_Direction:_ Reproduce the entries exactly.

------ Raw data

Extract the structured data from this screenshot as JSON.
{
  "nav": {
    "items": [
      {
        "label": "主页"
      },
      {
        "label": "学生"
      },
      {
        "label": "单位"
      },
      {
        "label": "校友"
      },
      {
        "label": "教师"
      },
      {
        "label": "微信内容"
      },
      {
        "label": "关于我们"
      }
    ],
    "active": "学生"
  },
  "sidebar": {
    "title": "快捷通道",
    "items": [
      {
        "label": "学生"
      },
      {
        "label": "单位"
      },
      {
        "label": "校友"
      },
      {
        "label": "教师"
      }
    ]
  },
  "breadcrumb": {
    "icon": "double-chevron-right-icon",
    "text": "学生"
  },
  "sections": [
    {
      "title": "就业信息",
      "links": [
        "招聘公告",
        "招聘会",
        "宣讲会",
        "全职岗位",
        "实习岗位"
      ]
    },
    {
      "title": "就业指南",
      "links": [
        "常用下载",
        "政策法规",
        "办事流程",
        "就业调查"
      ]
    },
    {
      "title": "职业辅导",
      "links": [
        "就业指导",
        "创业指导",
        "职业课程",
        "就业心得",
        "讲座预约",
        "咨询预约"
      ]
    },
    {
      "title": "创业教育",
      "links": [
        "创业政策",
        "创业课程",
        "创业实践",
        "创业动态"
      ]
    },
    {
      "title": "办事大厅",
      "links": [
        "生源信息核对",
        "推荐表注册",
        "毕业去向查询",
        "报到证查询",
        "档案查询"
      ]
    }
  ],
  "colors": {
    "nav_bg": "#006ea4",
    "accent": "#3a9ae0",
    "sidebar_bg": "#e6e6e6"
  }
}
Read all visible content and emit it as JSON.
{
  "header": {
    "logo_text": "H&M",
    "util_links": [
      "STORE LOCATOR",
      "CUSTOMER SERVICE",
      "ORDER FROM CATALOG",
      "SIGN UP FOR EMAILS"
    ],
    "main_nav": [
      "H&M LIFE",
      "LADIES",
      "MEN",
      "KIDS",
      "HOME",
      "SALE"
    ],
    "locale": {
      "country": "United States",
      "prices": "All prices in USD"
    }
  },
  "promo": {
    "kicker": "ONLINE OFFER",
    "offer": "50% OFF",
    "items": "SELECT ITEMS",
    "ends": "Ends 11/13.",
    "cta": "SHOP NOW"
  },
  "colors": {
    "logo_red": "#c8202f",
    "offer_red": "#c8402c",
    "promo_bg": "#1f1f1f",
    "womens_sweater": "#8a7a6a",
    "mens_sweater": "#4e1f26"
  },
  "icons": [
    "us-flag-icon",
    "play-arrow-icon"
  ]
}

------------

_Finished task:_
Extract the structured data from this screenshot as JSON.
{
  "nav": {
    "items": [
      {
        "label": "主页"
      },
      {
        "label": "学生"
      },
      {
        "label": "单位"
      },
      {
        "label": "校友"
      },
      {
        "label": "教师"
      },
      {
        "label": "微信内容"
      },
      {
        "label": "关于我们"
      }
    ],
    "active": "学生"
  },
  "sidebar": {
    "title": "快捷通道",
    "items": [
      {
        "label": "学生"
      },
      {
        "label": "单位"
      },
      {
        "label": "校友"
      },
      {
        "label": "教师"
      }
    ]
  },
  "breadcrumb": {
    "icon": "double-chevron-right-icon",
    "text": "学生"
  },
  "sections": [
    {
      "title": "就业信息",
      "links": [
        "招聘公告",
        "招聘会",
        "宣讲会",
        "全职岗位",
        "实习岗位"
      ]
    },
    {
      "title": "就业指南",
      "links": [
        "常用下载",
        "政策法规",
        "办事流程",
        "就业调查"
      ]
    },
    {
      "title": "职业辅导",
      "links": [
        "就业指导",
        "创业指导",
        "职业课程",
        "就业心得",
        "讲座预约",
        "咨询预约"
      ]
    },
    {
      "title": "创业教育",
      "links": [
        "创业政策",
        "创业课程",
        "创业实践",
        "创业动态"
      ]
    },
    {
      "title": "办事大厅",
      "links": [
        "生源信息核对",
        "推荐表注册",
        "毕业去向查询",
        "报到证查询",
        "档案查询"
      ]
    }
  ],
  "colors": {
    "nav_bg": "#006ea4",
    "accent": "#3a9ae0",
    "sidebar_bg": "#e6e6e6"
  }
}
Read all visible content and emit it as JSON.
{
  "header": {
    "logo_text": "H&M",
    "util_links": [
      "STORE LOCATOR",
      "CUSTOMER SERVICE",
      "ORDER FROM CATALOG",
      "SIGN UP FOR EMAILS"
    ],
    "main_nav": [
      "H&M LIFE",
      "LADIES",
      "MEN",
      "KIDS",
      "HOME",
      "SALE"
    ],
    "locale": {
      "country": "United States",
      "prices": "All prices in USD"
    }
  },
  "promo": {
    "kicker": "ONLINE OFFER",
    "offer": "50% OFF",
    "items": "SELECT ITEMS",
    "ends": "Ends 11/13.",
    "cta": "SHOP NOW"
  },
  "colors": {
    "logo_red": "#c8202f",
    "offer_red": "#c8402c",
    "promo_bg": "#1f1f1f",
    "womens_sweater": "#8a7a6a",
    "mens_sweater": "#4e1f26"
  },
  "icons": [
    "us-flag-icon",
    "play-arrow-icon"
  ]
}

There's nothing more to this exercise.